From the text about the documentary High School below, copy word for word the passage that starts at "High School is" and ends after "of a lawsuit.".
***** Excerpt to read
- DVD
- Directed by: Frederick Wiseman
- Distributed by: Grove Press
- Release date: November 13, 1968;
- Running time: 75 minutes
- Country: United States
- Language: English

= High School (1968 film) =

High School is a 1968 American documentary film by Frederick Wiseman that shows a typical day for students and faculty at a Pennsylvanian high school during the late 1960s. It is one of the first direct cinema (or cinéma vérité) documentaries. It was shot over five weeks between March and April 1968 at Northeast High School in Philadelphia, Pennsylvania. The film was not shown in Philadelphia at the time of its release, because of Wiseman's concerns over what he called "vague talk" of a lawsuit.

The film was released in November 1968. High School has aired on PBS. Wiseman distributes his work (DVDs and 16mm prints) through Zipporah Films, which rents them to high schools, colleges, and libraries on a five-year long-term lease. High School was selected in 1991 for preservation in the National Film Registry.
**********
***** Recorded data
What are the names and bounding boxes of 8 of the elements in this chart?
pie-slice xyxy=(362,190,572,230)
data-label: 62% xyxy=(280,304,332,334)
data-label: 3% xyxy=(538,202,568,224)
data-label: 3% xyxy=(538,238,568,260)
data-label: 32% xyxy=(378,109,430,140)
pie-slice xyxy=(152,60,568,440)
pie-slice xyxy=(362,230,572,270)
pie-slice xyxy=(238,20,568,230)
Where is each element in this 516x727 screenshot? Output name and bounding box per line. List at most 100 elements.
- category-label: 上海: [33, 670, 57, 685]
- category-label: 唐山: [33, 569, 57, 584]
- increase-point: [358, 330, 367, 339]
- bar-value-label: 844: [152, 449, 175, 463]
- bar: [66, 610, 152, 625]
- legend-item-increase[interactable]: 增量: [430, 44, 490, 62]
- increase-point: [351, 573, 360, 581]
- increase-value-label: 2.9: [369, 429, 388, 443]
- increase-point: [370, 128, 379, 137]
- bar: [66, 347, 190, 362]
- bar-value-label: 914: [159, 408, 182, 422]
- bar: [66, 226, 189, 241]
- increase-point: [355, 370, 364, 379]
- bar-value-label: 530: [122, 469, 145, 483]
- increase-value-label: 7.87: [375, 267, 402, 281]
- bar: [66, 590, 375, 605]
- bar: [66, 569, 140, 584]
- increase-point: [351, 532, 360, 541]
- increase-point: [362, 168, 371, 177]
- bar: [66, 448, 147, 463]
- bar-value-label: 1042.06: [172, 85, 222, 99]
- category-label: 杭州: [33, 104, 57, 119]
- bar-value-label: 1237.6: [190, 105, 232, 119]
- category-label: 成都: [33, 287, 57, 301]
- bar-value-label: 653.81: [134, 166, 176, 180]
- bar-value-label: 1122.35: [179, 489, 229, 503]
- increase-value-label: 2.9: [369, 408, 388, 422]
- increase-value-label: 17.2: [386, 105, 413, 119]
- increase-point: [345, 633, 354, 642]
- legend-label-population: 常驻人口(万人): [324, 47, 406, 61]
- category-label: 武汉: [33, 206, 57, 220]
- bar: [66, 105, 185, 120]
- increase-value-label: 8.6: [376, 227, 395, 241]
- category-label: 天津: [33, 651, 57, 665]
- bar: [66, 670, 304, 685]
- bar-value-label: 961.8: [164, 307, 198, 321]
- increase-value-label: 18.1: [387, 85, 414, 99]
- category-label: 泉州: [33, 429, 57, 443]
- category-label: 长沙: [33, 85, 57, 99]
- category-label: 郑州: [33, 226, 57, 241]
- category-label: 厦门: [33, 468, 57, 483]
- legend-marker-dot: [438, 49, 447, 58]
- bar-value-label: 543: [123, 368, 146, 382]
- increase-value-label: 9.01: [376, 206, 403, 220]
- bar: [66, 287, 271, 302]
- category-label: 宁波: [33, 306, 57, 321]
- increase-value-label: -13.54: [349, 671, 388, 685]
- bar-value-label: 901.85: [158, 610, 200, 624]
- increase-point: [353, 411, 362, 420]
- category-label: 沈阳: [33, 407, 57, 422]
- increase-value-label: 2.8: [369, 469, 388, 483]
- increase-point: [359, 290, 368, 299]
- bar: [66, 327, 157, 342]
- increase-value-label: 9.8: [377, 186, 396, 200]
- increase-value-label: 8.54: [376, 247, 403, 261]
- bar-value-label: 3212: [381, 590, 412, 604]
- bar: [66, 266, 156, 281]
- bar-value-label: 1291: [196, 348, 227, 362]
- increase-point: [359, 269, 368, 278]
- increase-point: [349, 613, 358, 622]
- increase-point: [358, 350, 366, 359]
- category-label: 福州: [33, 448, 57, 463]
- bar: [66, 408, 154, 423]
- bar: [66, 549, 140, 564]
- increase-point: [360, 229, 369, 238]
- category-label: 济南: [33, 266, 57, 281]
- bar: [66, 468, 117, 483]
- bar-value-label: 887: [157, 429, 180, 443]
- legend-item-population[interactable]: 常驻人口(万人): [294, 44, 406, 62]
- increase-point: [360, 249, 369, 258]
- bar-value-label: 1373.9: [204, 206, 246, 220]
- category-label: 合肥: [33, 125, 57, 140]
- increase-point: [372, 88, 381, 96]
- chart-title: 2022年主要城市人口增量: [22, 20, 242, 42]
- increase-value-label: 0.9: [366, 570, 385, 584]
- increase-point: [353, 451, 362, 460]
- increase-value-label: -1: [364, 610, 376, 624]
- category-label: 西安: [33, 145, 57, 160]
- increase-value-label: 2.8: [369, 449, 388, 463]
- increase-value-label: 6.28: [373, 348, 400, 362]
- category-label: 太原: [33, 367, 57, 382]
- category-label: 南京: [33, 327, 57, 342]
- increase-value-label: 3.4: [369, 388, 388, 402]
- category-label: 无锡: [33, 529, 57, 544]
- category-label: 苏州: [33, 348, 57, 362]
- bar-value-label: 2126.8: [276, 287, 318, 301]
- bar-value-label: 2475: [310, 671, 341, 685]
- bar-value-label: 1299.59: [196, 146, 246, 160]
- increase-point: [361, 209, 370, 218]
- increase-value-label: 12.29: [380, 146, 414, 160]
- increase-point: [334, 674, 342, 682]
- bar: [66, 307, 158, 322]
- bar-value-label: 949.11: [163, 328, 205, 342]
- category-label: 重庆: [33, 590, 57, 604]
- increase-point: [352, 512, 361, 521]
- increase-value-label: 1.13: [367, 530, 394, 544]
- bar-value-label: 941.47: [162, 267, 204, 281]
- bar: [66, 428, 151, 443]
**********
Full answer -
High School is a 1968 American documentary film by Frederick Wiseman that shows a typical day for students and faculty at a Pennsylvanian high school during the late 1960s. It is one of the first direct cinema (or cinéma vérité) documentaries. It was shot over five weeks between March and April 1968 at Northeast High School in Philadelphia, Pennsylvania. The film was not shown in Philadelphia at the time of its release, because of Wiseman's concerns over what he called "vague talk" of a lawsuit.